━━━━━ DOCUMENT EXTRACT
Further, the owner of a house is responsible for admitting into it whom he [30] wishes and for introducing into it any one whom he does not trust; but the man who deposits any property in a bath cannot prevent any one from coming in, nor can he prevent him, when he has entered, from placing his garments next to his own when he has stripped himself; but, contrary to his wishes, the clothing of the thief and of [35] the man who is about to be robbed lie together in a confused heap. Therefore the lawgiver has prescribed not very heavy penalties to help the man who of his own free will and by his own mistake has admitted the thief to his house, but has clearly fixed [952b1] heavy penalties for theft to aid those who are obliged to share with others the right of entrance and the promiscuity of the baths.
Further, it is obvious that all those who commit theft in places the entrance to which is open to any one who wishes to come are bad men,11 and so, if they are [5] allowed to live, do not desire to have the semblance of honest men even for the future advantage which they can gain from it, regarding it as useless to pretend to be honest in the eyes of those who know their real character; they therefore continue henceforward to be openly wicked. Those, on the other hand, whose wickedness is known to one person only, try to persuade that person by bribery not to make known [10] their real character to the rest of the world; they are not likely therefore to be completely wicked for ever, and so the penalty which the lawgiver has fixed for them is less severe.
Further, of all crimes those which are committed in the most crowded [15] meetings and assemblies bring most disgrace upon the city, just as public orderliness brings the greatest credit; for it is at public gatherings that the citizens are most conspicuous to each other and the rest of the world. The result, therefore, of such thefts is that not only is the man who loses his property personally injured, but also abuse is heaped upon the city. This is why the lawgiver has fixed heavier [20] penalties for such thieves than for those who abstract property from a private house.
Again, the man who loses anything from a private house is in a place where it is easy for him to bear his misfortune, since he is in his own home and neither suffers anything nor is jeered at by others. But the man who is robbed at the baths finds it [25] difficult to leave without his clothing, and, in addition, is usually jeered at by others; and this is harder to bear than the actual loss. Therefore the lawgiver has prescribed heavier penalties to assist such persons.
Again, many legislative parallels can be found for these penalties. For example, if any one speaks evil of a magistrate the punishment is severe, but there is no penalty for speaking evil of an ordinary individual; and rightly so, for the [30] legislator considers that the slanderer not only commits an offence against the magistrate but also insults the city. Similarly, a man who commits a theft at the harbour is considered not only to harm the individual whom he robs, but also to bring disgrace upon the city. And the same is true of any crime committed in a place [35] of public meeting.
━━━━━━━━━━
━━━━━ DATA TO EXAMINE
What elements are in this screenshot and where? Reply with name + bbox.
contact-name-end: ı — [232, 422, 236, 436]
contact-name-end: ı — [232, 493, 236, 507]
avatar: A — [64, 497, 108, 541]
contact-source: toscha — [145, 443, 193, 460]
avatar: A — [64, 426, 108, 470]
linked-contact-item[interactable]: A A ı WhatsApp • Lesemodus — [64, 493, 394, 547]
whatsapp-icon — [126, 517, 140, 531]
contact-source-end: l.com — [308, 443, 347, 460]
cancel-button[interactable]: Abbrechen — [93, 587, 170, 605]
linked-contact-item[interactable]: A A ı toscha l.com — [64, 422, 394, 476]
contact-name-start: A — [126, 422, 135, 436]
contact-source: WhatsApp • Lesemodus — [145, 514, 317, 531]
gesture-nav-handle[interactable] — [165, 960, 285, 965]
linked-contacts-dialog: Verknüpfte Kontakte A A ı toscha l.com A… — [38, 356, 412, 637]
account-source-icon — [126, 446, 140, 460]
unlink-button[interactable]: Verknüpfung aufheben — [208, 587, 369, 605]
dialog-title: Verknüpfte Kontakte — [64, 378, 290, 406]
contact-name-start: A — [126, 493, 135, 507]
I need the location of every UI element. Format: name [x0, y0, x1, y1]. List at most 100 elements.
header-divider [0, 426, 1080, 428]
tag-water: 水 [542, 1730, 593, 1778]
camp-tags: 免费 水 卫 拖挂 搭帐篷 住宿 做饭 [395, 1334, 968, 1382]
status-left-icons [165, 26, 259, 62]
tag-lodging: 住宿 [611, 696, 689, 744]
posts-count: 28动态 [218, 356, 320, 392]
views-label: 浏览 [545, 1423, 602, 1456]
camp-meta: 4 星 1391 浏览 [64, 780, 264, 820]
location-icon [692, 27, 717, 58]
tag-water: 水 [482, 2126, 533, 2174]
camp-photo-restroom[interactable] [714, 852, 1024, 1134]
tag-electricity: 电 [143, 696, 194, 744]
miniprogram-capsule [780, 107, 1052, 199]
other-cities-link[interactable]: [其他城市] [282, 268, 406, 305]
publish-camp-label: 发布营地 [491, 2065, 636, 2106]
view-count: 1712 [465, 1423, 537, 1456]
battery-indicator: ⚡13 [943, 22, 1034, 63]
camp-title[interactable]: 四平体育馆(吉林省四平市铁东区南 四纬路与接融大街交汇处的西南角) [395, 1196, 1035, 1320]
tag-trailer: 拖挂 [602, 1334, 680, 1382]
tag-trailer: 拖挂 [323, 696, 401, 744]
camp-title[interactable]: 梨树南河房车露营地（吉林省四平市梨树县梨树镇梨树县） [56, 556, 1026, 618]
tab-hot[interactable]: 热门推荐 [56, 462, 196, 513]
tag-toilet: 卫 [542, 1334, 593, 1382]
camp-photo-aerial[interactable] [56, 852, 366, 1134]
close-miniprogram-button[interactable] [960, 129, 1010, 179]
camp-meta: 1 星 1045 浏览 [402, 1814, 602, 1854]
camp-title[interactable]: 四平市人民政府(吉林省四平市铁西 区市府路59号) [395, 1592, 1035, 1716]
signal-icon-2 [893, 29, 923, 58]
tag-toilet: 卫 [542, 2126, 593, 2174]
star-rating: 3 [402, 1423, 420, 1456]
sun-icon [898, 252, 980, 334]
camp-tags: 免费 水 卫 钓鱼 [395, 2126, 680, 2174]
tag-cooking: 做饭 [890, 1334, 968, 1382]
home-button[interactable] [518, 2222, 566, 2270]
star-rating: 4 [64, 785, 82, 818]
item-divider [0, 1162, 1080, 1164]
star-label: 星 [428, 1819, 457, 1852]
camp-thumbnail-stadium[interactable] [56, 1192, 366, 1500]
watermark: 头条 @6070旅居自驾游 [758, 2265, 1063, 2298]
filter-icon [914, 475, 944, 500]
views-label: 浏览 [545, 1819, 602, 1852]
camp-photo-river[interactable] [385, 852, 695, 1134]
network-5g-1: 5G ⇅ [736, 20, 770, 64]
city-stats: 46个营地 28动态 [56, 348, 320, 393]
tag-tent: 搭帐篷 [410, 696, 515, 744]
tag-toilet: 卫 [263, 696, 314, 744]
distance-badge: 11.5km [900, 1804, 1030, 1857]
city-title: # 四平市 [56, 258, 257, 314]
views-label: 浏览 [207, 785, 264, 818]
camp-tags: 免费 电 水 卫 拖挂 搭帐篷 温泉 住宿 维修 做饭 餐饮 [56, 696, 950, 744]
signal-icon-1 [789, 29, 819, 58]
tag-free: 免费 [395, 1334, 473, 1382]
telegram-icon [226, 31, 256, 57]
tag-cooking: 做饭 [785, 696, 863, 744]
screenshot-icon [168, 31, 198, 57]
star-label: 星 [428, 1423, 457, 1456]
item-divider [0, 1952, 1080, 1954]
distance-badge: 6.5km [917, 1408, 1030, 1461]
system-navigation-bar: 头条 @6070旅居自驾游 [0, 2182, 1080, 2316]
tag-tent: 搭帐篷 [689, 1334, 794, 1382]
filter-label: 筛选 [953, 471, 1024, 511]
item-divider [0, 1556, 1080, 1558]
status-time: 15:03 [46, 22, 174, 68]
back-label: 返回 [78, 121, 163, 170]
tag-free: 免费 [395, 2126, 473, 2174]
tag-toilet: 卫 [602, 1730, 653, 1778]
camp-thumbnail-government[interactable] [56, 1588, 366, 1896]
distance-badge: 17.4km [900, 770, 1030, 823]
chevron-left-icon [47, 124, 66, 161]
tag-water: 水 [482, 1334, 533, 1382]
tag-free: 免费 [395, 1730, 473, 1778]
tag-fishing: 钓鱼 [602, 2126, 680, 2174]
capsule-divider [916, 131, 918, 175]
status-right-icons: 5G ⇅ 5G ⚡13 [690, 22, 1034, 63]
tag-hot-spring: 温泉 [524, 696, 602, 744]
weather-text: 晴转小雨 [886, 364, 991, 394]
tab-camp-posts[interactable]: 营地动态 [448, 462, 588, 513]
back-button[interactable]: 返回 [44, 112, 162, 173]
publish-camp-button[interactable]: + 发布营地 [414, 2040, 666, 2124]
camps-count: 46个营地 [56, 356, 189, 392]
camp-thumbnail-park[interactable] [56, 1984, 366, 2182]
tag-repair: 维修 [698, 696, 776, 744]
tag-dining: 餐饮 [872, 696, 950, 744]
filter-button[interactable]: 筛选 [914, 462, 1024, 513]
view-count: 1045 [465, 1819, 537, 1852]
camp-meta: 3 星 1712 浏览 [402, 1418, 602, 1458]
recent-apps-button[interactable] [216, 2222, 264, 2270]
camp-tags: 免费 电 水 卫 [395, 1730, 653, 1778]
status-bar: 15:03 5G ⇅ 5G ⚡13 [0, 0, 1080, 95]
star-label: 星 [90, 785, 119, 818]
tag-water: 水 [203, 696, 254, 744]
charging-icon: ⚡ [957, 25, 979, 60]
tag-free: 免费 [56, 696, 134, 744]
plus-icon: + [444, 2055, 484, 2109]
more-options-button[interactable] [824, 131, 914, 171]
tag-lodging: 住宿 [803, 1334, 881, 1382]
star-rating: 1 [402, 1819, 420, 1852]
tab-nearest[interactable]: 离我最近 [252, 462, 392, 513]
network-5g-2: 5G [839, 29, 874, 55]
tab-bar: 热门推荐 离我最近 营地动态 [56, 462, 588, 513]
━━━━━━━━━━
## REQUIRED TASKS
1. Answer these questions from the passage on penalties for theft above:
(a) Apart from losing his clothing, what else usually happens to a man robbed at the baths?
(b) What is the penalty for speaking evil of an ordinary individual?
(c) Why are public gatherings the place where crimes bring most disgrace upon the city?
2. Please translate this sentence from the passage on penalties for theft into Spanish: "Therefore the lawgiver has prescribed heavier penalties to assist such persons."

## SOLUTIONS PER TASK
1.
(a) He finds it difficult to leave without his clothing and is usually jeered at by others, which is harder to bear than the actual loss.
(b) There is no penalty.
(c) At public gatherings the citizens are most conspicuous to each other and to the rest of the world.

2. Por lo tanto, el legislador ha prescrito penas más severas para ayudar a tales personas.